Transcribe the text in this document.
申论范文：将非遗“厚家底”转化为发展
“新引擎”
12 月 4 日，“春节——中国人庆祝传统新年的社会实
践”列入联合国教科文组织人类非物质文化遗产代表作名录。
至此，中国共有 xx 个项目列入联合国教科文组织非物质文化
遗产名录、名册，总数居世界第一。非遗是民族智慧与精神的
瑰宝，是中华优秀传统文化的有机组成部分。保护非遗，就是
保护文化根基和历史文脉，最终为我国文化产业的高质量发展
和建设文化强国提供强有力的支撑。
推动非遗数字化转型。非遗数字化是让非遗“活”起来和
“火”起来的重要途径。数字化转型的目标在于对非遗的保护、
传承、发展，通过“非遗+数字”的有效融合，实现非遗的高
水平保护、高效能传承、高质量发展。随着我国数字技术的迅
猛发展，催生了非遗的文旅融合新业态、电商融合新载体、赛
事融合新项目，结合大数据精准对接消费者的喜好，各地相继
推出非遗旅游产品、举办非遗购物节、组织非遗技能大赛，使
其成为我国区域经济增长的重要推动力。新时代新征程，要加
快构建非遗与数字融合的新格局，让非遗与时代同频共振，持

* * *

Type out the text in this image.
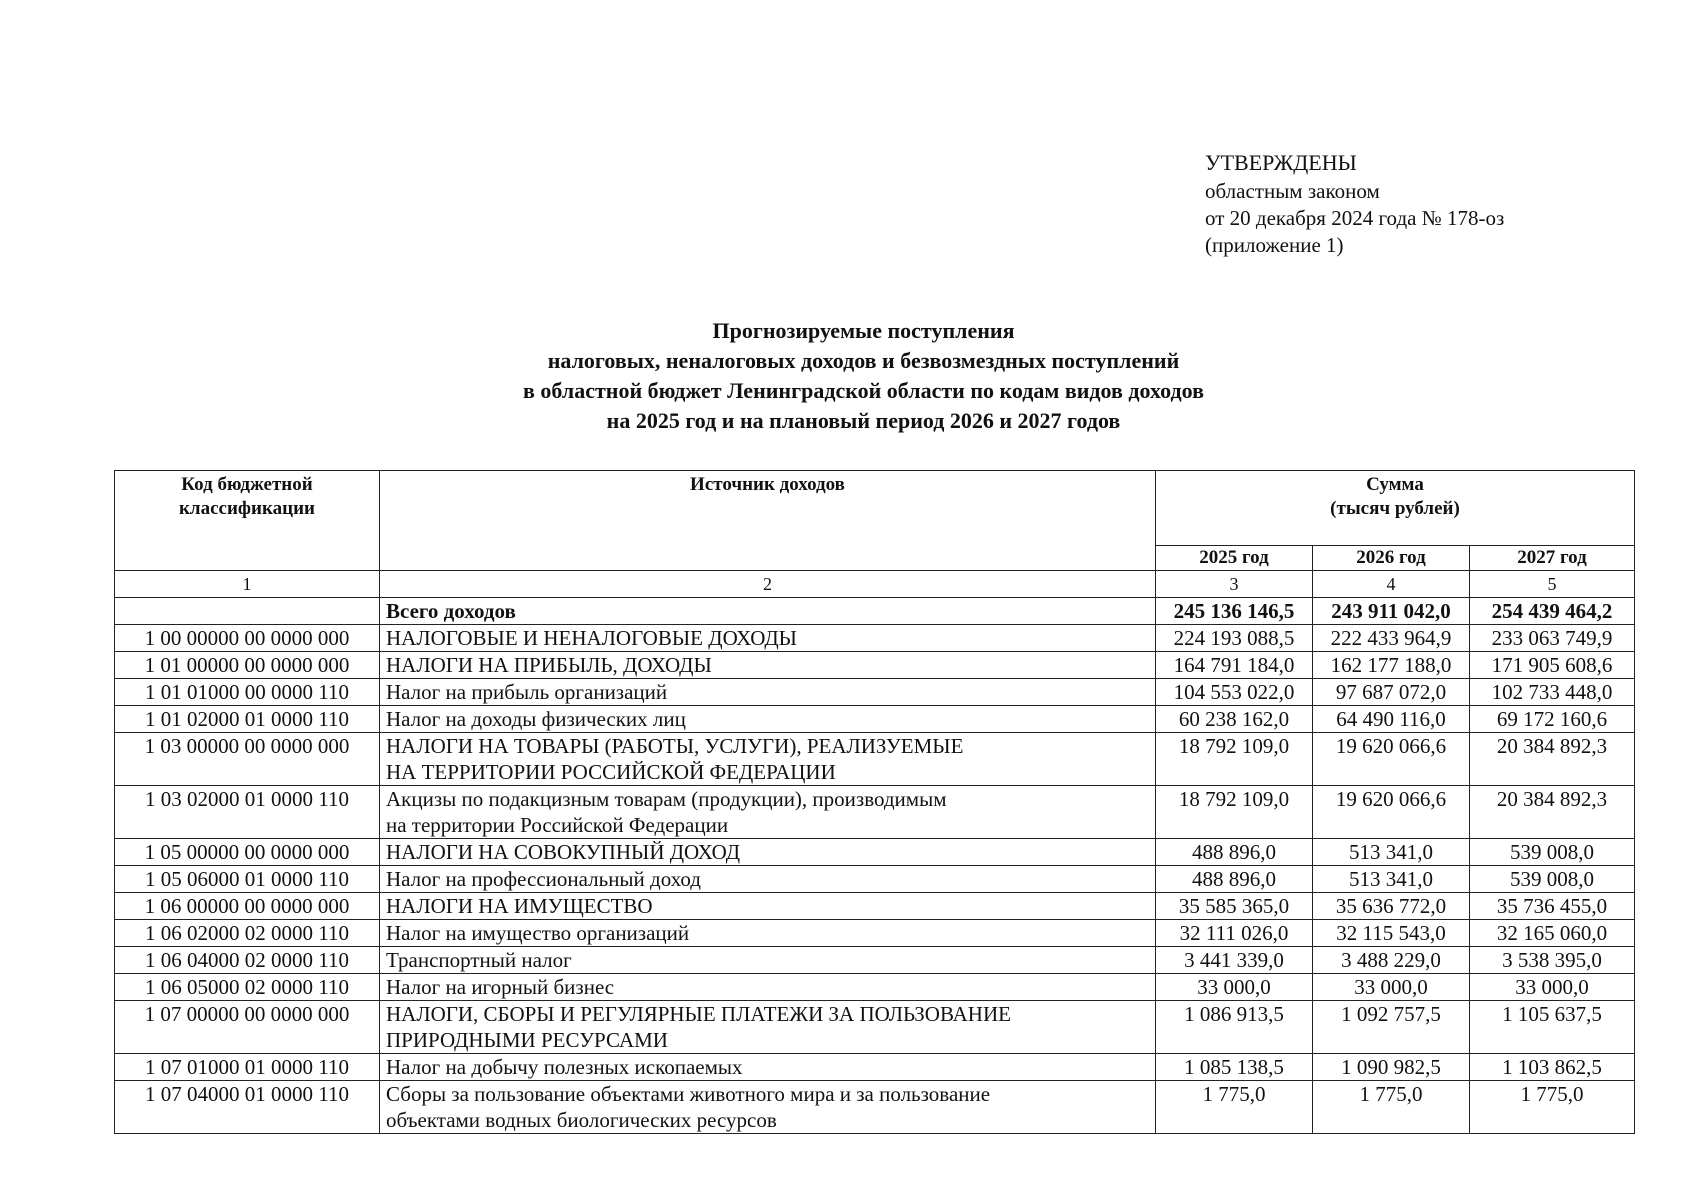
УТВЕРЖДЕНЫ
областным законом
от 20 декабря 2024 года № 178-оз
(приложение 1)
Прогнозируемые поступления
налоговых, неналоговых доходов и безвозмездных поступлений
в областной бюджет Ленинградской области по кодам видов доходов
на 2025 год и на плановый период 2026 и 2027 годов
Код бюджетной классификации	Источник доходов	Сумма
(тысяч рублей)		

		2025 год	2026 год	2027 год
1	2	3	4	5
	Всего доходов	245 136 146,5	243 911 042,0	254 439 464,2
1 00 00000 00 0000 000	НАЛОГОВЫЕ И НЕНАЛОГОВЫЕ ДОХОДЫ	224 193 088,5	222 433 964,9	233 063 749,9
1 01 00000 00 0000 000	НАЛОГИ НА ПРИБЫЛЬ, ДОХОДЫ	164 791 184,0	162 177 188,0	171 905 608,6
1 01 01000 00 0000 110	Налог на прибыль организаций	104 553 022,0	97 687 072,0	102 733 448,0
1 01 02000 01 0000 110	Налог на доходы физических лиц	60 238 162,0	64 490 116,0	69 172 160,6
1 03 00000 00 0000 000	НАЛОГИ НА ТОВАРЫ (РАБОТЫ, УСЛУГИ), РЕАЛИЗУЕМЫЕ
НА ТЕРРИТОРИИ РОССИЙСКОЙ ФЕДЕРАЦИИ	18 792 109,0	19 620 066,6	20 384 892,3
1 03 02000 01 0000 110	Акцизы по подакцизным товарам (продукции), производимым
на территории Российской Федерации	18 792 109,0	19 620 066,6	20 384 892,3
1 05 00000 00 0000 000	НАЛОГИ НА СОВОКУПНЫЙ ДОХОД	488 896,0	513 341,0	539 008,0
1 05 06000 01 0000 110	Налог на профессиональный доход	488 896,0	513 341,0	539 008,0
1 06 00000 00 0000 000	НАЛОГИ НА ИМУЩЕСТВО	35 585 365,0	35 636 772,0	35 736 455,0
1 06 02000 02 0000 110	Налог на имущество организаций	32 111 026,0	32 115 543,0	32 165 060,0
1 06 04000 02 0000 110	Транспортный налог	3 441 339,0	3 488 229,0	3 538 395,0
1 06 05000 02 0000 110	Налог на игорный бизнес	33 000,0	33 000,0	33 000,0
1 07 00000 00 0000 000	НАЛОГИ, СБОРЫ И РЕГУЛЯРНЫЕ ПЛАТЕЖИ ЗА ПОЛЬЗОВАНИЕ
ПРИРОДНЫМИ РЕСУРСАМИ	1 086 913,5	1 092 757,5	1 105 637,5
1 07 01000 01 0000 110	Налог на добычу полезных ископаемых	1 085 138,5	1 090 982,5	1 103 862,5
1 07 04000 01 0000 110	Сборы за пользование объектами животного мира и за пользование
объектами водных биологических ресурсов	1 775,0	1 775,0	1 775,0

* * *

» Given request
Find how many lines include the string "text" and report that number alone.

» Written solution
2